- WHAT NEEDS TO BE DONE
Search the listing below for the word "subscore" and copy each line that holds it.

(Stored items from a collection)
** BEGIN **

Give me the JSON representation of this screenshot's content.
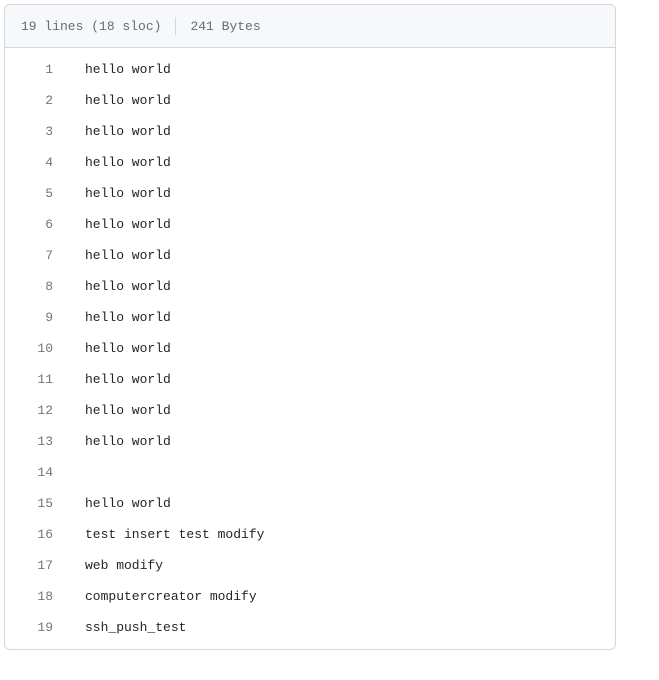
{
  "header": {
    "lines_stat": "19 lines (18 sloc)",
    "bytes_stat": "241 Bytes"
  },
  "lines": [
    {
      "num": "1",
      "text": "hello world"
    },
    {
      "num": "2",
      "text": "hello world"
    },
    {
      "num": "3",
      "text": "hello world"
    },
    {
      "num": "4",
      "text": "hello world"
    },
    {
      "num": "5",
      "text": "hello world"
    },
    {
      "num": "6",
      "text": "hello world"
    },
    {
      "num": "7",
      "text": "hello world"
    },
    {
      "num": "8",
      "text": "hello world"
    },
    {
      "num": "9",
      "text": "hello world"
    },
    {
      "num": "10",
      "text": "hello world"
    },
    {
      "num": "11",
      "text": "hello world"
    },
    {
      "num": "12",
      "text": "hello world"
    },
    {
      "num": "13",
      "text": "hello world"
    },
    {
      "num": "14",
      "text": ""
    },
    {
      "num": "15",
      "text": "hello world"
    },
    {
      "num": "16",
      "text": "test insert test modify"
    },
    {
      "num": "17",
      "text": "web modify"
    },
    {
      "num": "18",
      "text": "computercreator modify"
    },
    {
      "num": "19",
      "text": "ssh_push_test"
    }
  ]
}
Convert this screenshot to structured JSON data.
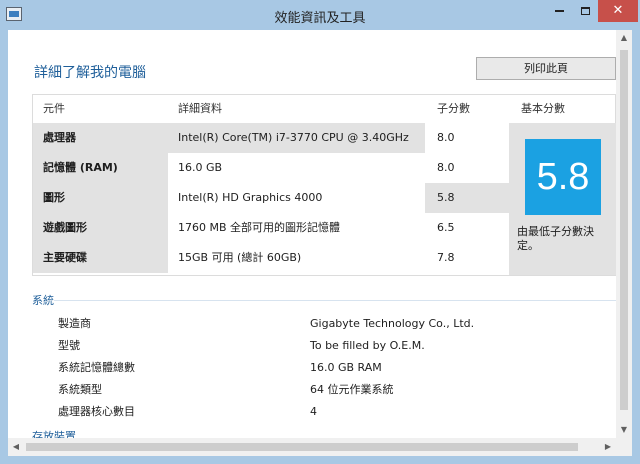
{
  "window": {
    "title": "效能資訊及工具",
    "minimize_glyph": "",
    "close_glyph": "✕"
  },
  "main": {
    "page_title": "詳細了解我的電腦",
    "print_button": "列印此頁"
  },
  "score_table": {
    "headers": {
      "component": "元件",
      "details": "詳細資料",
      "subscore": "子分數",
      "base_score": "基本分數"
    },
    "rows": [
      {
        "component": "處理器",
        "details": "Intel(R) Core(TM) i7-3770 CPU @ 3.40GHz",
        "subscore": "8.0"
      },
      {
        "component": "記憶體 (RAM)",
        "details": "16.0 GB",
        "subscore": "8.0"
      },
      {
        "component": "圖形",
        "details": "Intel(R) HD Graphics 4000",
        "subscore": "5.8"
      },
      {
        "component": "遊戲圖形",
        "details": "1760 MB 全部可用的圖形記憶體",
        "subscore": "6.5"
      },
      {
        "component": "主要硬碟",
        "details": "15GB 可用 (總計 60GB)",
        "subscore": "7.8"
      }
    ],
    "base_score": "5.8",
    "base_note": "由最低子分數決定。",
    "colors": {
      "tile": "#1ba1e2",
      "lowest_highlight": "#e2e2e2"
    }
  },
  "system": {
    "section_title": "系統",
    "items": [
      {
        "label": "製造商",
        "value": "Gigabyte Technology Co., Ltd."
      },
      {
        "label": "型號",
        "value": "To be filled by O.E.M."
      },
      {
        "label": "系統記憶體總數",
        "value": "16.0 GB RAM"
      },
      {
        "label": "系統類型",
        "value": "64 位元作業系統"
      },
      {
        "label": "處理器核心數目",
        "value": "4"
      }
    ]
  },
  "storage": {
    "section_title": "存放裝置"
  },
  "scrollbars": {
    "up": "▲",
    "down": "▼",
    "left": "◀",
    "right": "▶"
  }
}
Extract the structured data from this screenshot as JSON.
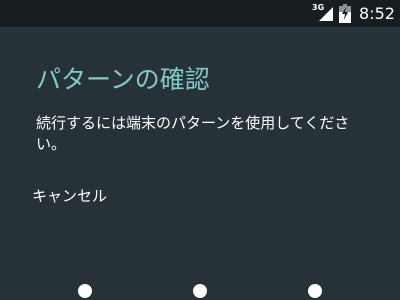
{
  "status_bar": {
    "network_type": "3G",
    "signal_icon": "cell-signal-icon",
    "battery_icon": "battery-charging-icon",
    "time": "8:52"
  },
  "dialog": {
    "title": "パターンの確認",
    "message": "続行するには端末のパターンを使用してください。",
    "cancel_label": "キャンセル"
  },
  "pattern": {
    "dots_visible": 3
  },
  "colors": {
    "background": "#263238",
    "status_bar": "#161e22",
    "title_accent": "#80cbc4",
    "text": "#ffffff"
  }
}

** END **

- SOLUTION FOR THIS PROBLEM
      "subscore": "子分數",
        "subscore": "8.0"
        "subscore": "8.0"
        "subscore": "5.8"
        "subscore": "6.5"
        "subscore": "7.8"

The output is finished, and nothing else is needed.